Tell how many lines include the string "race". Answer with a single number.

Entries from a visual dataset
* BEGIN *

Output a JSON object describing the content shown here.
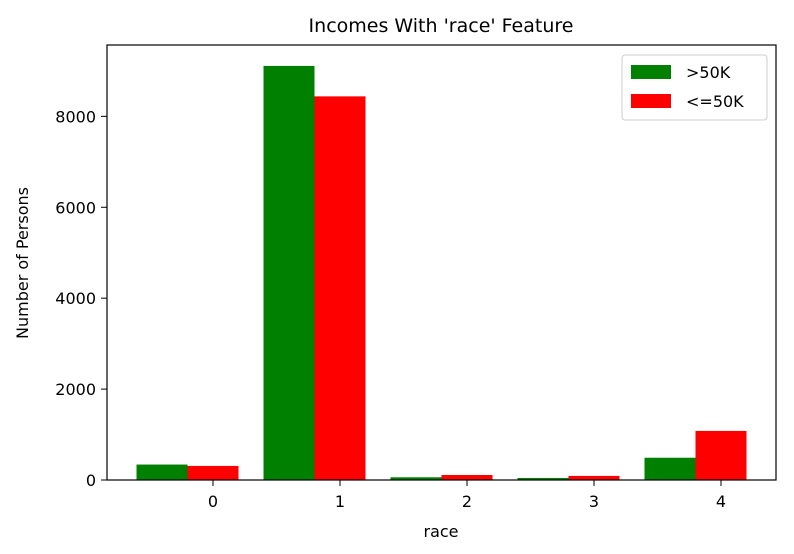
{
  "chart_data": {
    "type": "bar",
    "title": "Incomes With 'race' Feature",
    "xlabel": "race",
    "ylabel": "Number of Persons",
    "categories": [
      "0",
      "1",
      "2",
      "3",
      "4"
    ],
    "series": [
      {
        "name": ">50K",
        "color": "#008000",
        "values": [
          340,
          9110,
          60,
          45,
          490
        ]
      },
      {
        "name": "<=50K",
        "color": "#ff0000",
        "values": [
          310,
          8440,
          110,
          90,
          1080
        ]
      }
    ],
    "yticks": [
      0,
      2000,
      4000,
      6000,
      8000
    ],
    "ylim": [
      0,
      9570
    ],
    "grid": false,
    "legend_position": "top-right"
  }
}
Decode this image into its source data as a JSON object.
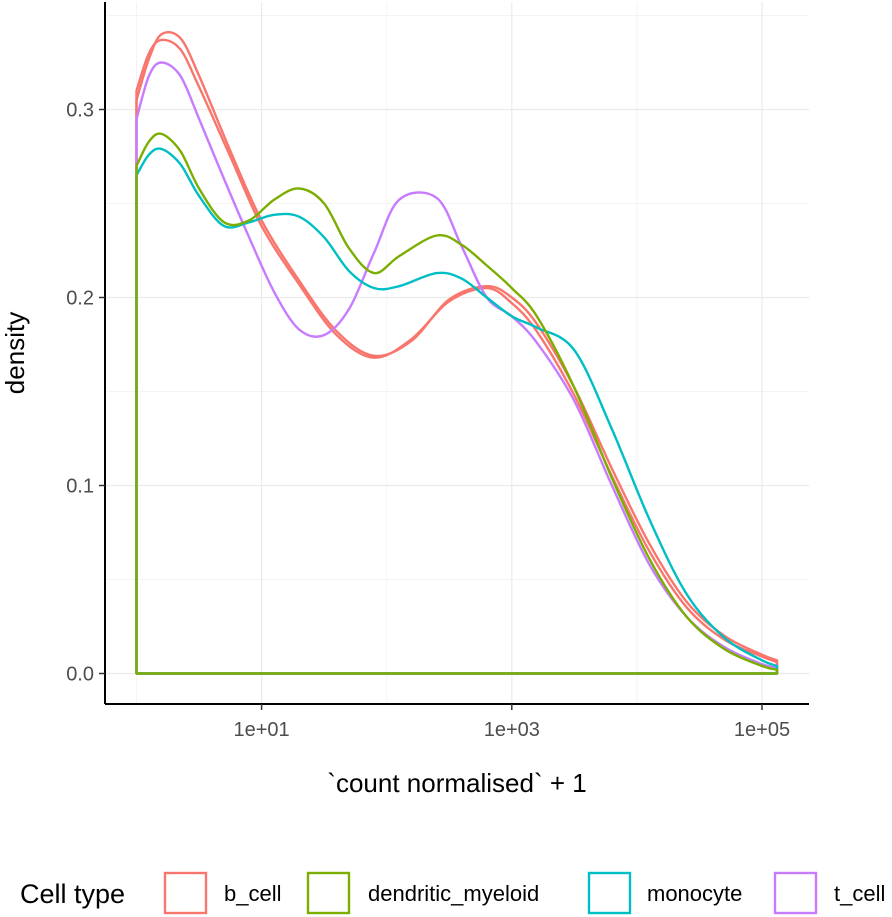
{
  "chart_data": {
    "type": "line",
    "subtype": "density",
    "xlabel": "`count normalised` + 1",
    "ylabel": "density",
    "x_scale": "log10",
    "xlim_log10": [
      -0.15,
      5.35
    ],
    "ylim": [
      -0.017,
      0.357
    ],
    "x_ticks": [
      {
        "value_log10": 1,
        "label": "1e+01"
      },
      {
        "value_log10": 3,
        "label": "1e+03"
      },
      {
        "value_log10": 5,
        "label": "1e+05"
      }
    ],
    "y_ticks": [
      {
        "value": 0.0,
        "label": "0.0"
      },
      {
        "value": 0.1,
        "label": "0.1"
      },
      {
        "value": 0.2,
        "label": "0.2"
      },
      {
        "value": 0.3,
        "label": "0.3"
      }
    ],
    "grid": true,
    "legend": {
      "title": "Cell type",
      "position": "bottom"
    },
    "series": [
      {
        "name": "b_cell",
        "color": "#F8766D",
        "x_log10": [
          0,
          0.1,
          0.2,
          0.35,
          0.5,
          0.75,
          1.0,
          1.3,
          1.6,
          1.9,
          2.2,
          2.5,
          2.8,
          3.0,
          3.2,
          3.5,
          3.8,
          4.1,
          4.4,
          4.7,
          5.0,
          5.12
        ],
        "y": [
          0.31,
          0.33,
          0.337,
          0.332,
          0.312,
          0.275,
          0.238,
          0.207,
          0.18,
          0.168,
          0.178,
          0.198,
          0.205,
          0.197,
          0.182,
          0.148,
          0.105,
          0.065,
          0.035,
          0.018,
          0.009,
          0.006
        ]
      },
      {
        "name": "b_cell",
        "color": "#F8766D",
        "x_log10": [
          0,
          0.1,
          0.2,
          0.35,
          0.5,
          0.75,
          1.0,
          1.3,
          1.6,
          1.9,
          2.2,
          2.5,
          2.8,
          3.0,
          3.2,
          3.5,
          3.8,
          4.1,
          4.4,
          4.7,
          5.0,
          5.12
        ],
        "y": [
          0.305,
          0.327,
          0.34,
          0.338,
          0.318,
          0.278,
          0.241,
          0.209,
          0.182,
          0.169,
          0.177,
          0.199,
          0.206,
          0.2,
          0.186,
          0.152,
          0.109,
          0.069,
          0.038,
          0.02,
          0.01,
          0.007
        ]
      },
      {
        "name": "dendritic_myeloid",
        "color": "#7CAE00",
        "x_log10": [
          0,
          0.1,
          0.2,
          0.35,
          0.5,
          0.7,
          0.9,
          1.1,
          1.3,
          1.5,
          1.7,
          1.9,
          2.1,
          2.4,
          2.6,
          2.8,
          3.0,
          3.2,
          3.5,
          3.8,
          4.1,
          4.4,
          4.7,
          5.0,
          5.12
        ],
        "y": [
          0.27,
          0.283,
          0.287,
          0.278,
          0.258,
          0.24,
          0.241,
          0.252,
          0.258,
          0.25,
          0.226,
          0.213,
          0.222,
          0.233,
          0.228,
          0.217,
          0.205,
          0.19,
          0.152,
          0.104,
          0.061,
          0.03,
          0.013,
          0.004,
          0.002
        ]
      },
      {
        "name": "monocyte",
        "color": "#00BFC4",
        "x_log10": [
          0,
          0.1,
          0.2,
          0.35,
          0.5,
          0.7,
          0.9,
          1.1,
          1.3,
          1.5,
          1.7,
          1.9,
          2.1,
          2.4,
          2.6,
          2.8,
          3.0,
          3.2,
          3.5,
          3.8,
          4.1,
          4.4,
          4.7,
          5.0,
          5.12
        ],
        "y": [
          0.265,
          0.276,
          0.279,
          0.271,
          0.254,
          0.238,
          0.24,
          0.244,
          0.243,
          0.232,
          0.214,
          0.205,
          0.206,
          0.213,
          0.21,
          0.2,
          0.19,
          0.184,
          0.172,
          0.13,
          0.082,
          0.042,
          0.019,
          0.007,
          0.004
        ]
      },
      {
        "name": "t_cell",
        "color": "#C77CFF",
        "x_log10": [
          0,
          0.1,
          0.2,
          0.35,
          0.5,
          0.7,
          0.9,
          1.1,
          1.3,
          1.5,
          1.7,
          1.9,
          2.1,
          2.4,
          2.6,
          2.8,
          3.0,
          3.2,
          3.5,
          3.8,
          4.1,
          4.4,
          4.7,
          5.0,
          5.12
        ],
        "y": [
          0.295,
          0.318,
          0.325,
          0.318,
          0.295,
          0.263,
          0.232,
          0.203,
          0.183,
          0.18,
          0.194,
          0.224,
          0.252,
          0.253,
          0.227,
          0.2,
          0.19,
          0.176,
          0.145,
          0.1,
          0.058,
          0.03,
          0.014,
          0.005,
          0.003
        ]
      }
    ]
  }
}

* END *
* BEGIN *

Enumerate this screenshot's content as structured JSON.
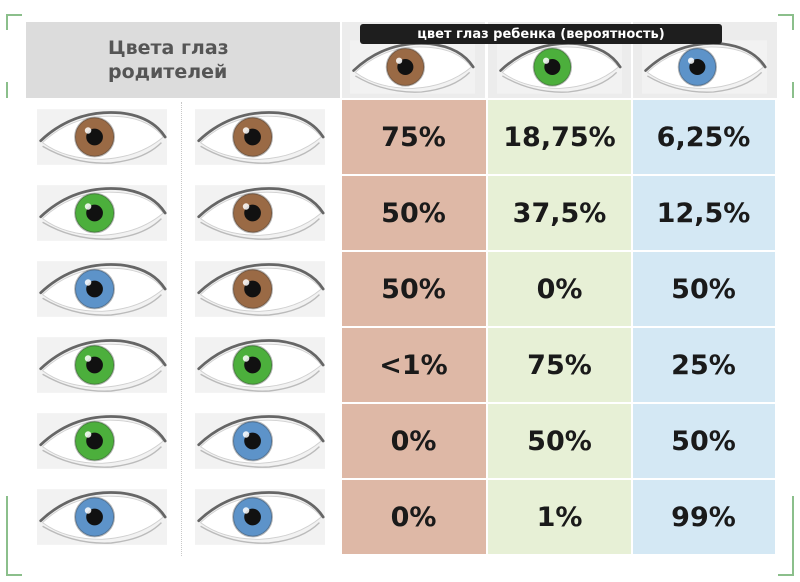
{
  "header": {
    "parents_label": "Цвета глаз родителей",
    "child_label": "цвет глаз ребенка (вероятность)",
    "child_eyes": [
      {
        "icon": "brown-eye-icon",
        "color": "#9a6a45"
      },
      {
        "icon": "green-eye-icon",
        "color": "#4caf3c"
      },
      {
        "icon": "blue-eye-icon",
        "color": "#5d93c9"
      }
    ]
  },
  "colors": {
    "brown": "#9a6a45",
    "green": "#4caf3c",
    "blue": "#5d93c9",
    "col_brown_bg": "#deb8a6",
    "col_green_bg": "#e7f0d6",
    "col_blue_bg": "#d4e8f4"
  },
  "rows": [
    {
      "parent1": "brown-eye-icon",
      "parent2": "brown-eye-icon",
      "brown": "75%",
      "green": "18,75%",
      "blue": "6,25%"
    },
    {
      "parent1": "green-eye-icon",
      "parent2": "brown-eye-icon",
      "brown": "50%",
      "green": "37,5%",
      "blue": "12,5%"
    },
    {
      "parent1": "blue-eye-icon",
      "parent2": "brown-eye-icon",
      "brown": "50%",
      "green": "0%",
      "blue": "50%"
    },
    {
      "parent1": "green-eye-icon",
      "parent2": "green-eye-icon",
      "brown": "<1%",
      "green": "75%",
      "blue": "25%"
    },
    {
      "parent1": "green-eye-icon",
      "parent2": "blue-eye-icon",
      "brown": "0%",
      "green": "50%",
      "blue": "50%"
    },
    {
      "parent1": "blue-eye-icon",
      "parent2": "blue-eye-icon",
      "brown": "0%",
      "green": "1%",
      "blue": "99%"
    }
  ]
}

* END *
* BEGIN *

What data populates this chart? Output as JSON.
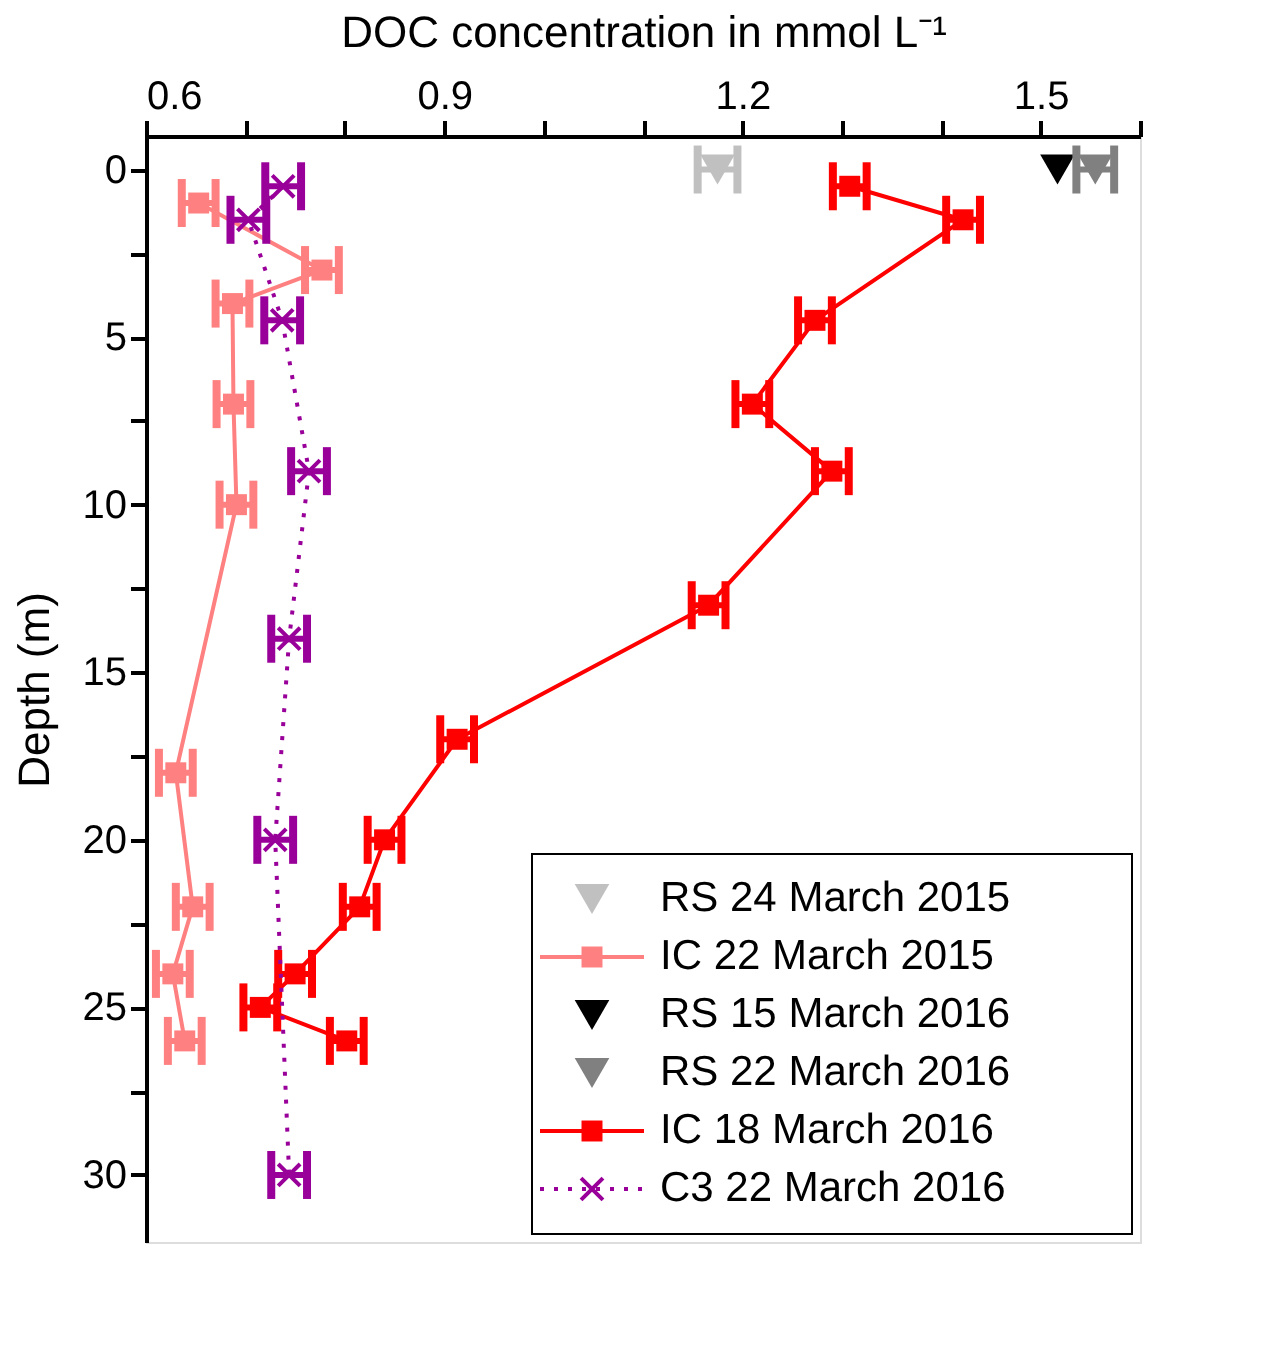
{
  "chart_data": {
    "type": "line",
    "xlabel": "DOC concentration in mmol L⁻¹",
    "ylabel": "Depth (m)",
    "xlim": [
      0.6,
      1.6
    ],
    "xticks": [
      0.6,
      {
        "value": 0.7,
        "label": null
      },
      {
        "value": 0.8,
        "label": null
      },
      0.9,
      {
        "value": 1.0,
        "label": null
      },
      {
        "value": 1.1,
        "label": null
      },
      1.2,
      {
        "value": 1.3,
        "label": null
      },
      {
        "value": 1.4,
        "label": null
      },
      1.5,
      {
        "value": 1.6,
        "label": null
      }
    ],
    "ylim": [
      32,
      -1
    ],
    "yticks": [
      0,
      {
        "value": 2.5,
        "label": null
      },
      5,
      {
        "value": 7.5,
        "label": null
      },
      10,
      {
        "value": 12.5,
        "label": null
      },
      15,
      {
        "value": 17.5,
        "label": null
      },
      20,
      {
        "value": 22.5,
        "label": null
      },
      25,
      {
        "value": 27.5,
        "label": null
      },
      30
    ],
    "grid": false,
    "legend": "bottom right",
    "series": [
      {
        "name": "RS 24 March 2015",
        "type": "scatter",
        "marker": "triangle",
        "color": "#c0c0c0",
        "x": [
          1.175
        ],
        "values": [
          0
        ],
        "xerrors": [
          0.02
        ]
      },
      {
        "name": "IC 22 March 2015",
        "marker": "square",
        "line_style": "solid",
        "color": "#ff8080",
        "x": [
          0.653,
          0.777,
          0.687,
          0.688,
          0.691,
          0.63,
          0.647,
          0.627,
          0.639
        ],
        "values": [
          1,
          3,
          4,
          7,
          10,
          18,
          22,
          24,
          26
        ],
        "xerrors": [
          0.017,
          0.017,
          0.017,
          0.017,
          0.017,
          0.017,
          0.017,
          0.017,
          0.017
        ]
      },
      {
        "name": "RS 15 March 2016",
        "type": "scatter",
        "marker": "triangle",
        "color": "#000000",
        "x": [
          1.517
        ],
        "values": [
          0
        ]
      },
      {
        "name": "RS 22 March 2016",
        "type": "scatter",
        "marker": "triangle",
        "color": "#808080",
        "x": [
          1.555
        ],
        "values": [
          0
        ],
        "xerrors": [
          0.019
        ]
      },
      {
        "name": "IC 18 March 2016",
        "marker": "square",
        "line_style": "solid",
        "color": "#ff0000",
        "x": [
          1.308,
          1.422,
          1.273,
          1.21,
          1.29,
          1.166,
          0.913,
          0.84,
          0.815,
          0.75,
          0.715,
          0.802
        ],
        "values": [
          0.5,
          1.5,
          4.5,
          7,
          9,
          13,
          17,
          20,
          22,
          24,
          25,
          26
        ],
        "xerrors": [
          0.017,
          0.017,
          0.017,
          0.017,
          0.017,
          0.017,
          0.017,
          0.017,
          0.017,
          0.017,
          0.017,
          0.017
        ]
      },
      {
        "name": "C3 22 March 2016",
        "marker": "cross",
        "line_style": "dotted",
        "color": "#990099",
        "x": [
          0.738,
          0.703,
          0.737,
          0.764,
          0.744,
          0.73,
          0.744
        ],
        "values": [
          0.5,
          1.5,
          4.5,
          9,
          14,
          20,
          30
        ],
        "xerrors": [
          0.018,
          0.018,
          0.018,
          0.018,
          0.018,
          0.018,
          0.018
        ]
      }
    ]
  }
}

* END *

Worked solution -
2